PROMPT: Select lines where the word "segurança" appears.

INPUT FOR THIS TASK:

══════════

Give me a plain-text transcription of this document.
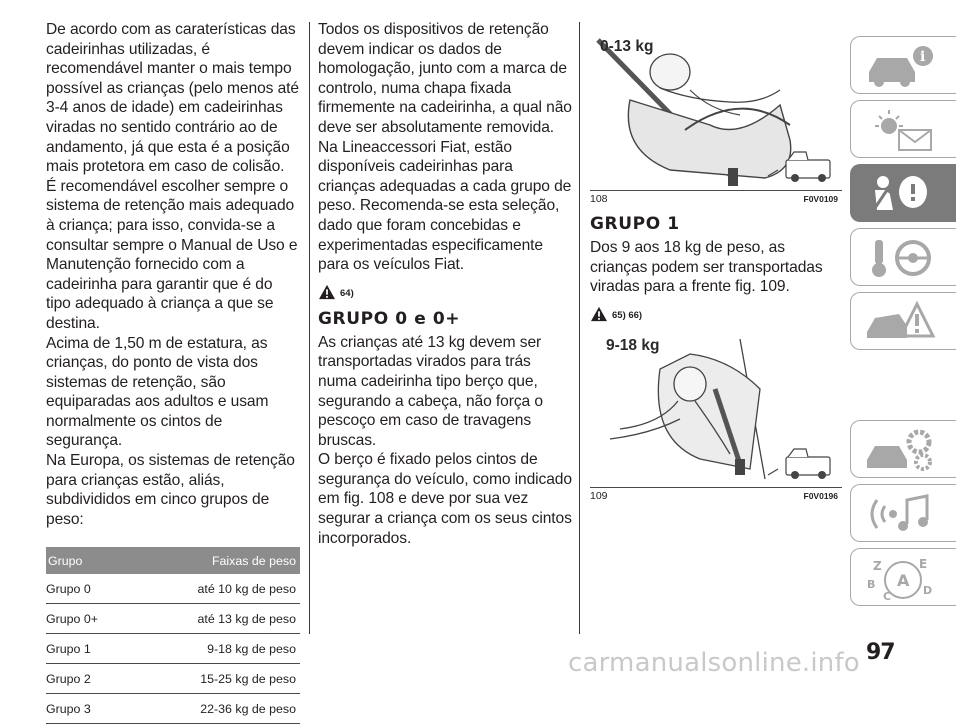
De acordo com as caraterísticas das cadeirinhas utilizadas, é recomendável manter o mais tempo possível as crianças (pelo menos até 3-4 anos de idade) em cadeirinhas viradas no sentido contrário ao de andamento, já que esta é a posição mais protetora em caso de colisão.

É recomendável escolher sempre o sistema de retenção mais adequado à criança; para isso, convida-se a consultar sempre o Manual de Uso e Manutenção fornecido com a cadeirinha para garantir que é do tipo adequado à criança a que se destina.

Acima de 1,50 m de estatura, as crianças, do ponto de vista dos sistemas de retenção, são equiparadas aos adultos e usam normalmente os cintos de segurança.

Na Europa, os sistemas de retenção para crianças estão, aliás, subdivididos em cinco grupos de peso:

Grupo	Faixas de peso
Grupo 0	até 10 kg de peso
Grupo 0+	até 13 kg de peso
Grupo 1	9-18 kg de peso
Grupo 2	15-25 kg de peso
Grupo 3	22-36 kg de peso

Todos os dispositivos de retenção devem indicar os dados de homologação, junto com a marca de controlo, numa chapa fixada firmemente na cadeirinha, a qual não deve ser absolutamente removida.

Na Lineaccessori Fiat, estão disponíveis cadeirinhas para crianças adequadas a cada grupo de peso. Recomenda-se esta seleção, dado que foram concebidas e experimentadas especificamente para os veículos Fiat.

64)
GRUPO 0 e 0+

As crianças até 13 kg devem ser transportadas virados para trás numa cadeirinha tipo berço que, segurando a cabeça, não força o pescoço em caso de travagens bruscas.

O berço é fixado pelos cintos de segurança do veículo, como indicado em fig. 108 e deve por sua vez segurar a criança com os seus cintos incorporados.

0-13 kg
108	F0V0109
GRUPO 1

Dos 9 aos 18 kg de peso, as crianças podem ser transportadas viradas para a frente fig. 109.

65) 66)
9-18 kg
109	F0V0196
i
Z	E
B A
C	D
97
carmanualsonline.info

══════════

REPLY:
Acima de 1,50 m de estatura, as crianças, do ponto de vista dos sistemas de retenção, são equiparadas aos adultos e usam normalmente os cintos de segurança.
O berço é fixado pelos cintos de segurança do veículo, como indicado em fig. 108 e deve por sua vez segurar a criança com os seus cintos incorporados.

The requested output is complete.